══ SOURCE RECORDS
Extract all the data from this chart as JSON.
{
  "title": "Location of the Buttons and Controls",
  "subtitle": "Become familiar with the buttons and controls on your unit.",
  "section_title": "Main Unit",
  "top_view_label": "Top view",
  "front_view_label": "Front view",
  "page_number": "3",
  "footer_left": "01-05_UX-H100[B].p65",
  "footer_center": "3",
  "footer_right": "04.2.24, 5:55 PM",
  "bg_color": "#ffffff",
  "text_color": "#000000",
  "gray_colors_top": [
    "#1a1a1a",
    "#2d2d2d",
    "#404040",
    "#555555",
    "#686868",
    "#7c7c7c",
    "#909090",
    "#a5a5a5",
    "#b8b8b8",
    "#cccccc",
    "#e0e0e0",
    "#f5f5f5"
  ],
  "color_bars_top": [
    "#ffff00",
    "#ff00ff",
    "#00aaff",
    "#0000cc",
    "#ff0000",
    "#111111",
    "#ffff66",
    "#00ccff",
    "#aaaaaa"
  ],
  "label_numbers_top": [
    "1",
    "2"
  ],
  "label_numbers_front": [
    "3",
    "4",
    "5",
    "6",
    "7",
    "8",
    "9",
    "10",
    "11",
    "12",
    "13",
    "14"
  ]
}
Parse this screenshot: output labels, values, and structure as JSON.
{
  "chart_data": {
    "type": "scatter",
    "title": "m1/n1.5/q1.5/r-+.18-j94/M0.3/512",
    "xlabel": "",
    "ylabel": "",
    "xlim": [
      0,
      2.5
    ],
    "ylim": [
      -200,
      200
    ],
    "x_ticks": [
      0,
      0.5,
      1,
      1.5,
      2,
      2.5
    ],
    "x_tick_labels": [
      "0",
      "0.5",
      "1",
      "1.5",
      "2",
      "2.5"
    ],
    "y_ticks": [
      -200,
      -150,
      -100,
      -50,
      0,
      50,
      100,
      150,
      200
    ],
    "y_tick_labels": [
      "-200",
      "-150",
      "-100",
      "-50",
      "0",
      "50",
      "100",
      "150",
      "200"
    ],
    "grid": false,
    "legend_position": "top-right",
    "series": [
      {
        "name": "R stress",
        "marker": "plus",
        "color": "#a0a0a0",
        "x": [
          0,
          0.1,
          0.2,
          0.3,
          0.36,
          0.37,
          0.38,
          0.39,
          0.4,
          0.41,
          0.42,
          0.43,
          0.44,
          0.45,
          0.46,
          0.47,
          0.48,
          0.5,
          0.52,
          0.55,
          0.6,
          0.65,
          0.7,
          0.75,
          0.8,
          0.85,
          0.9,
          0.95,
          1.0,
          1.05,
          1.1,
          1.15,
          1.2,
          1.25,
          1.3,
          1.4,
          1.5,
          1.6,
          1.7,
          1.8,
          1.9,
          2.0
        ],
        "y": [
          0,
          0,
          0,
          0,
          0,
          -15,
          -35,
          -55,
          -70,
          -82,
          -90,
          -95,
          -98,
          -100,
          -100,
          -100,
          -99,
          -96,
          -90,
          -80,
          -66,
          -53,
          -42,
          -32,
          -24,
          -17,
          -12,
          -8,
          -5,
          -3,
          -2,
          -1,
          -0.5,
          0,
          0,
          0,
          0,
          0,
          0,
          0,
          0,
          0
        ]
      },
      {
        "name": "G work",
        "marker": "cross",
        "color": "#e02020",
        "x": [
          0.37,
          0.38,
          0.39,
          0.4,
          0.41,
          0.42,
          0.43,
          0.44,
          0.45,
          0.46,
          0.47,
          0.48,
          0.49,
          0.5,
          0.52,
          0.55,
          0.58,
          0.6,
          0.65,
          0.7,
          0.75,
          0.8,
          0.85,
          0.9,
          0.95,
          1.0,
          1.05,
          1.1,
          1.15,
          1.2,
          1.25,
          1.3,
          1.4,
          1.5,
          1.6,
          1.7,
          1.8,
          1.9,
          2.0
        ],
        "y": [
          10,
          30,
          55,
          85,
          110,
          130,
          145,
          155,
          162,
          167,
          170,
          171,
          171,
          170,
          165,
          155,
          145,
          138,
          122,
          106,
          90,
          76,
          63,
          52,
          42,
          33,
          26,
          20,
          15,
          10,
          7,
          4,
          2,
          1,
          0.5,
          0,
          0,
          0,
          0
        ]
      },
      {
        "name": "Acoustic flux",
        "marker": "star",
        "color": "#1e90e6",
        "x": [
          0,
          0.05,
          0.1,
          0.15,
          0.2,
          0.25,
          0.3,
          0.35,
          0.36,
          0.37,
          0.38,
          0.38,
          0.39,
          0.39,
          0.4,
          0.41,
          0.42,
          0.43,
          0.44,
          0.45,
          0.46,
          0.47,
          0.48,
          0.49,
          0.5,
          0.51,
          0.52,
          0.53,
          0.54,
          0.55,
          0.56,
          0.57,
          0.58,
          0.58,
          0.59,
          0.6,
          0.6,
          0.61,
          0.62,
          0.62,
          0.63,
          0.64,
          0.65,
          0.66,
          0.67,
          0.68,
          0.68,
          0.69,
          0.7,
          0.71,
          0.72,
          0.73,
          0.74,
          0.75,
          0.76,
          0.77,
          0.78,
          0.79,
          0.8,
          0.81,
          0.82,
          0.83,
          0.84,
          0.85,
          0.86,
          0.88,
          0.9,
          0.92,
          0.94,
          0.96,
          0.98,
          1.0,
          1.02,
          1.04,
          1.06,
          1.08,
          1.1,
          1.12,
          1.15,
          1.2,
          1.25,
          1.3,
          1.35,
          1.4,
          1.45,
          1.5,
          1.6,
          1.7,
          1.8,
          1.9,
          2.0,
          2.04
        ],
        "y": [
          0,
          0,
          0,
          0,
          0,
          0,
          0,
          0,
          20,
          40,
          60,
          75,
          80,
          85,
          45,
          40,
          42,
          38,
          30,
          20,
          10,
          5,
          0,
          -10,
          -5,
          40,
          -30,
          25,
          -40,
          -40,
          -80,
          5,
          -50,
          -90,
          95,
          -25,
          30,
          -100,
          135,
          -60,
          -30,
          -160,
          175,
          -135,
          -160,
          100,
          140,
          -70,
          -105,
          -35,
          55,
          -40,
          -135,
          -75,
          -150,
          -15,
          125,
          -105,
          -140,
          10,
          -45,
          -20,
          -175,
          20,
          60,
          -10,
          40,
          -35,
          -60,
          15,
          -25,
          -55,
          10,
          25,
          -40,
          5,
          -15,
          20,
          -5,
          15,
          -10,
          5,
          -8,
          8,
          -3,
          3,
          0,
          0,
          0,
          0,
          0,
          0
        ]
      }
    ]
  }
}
════
Identify and copy all lines with the word "view".

## [SOLUTION]
  "top_view_label": "Top view",
  "front_view_label": "Front view",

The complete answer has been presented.